_TEXT EXTRACT_:
——

Live album by Evan Parker and George Lewis
- Released: 1980
- Recorded: May 18, 1980
- Venues: Art Workers' Guild, London
- Genre: Free improvisation
- Length: 43:09
- Labels: Incus 35
- Producer: Dave Holland

Evan Parker chronology
| 4,4,4, (1980) | From Saxophone & Trombone (1980) | At the Finger Palace (1980) |

George Lewis chronology
| Homage to Charles Parker (1979) | From Saxophone & Trombone (1980) | Chicago Slow Dance (1981) |

= From Saxophone & Trombone =

From Saxophone & Trombone is a live album by saxophonist Evan Parker and trombonist George Lewis. It was recorded on May 18, 1980, at the Art Workers' Guild in London, and was initially released on vinyl later that year by Incus Records. In 2002, it was reissued on CD by Parker's Psi label, and in 2023, it was reissued on vinyl in remastered form by Cafe Oto's Otoroku label.

——

_RECORDED DATA_:
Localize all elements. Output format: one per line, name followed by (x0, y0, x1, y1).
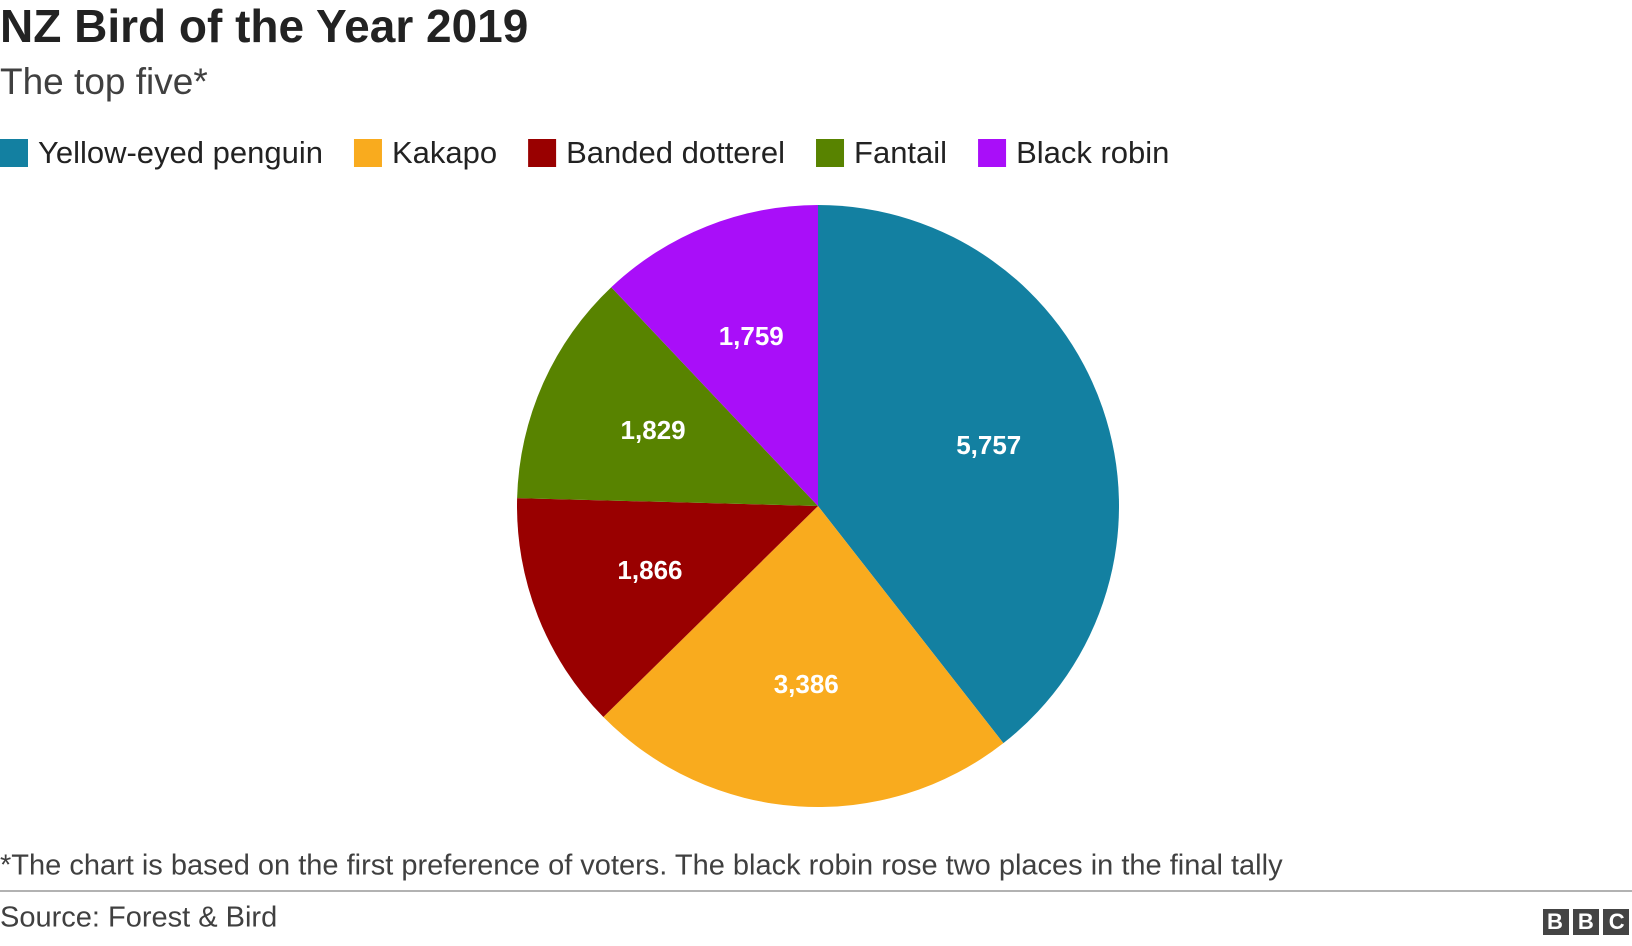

——

_GIVEN REQUEST_:
Please edit the album text from "Evan Parker chronology" to "Oto's Otoroku label." by replacing "vinyl" with "LP". The material above comes from a separate source.

_REPLY_:
Evan Parker chronology
| 4,4,4, (1980) | From Saxophone & Trombone (1980) | At the Finger Palace (1980) |

George Lewis chronology
| Homage to Charles Parker (1979) | From Saxophone & Trombone (1980) | Chicago Slow Dance (1981) |

= From Saxophone & Trombone =

From Saxophone & Trombone is a live album by saxophonist Evan Parker and trombonist George Lewis. It was recorded on May 18, 1980, at the Art Workers' Guild in London, and was initially released on LP later that year by Incus Records. In 2002, it was reissued on CD by Parker's Psi label, and in 2023, it was reissued on LP in remastered form by Cafe Oto's Otoroku label.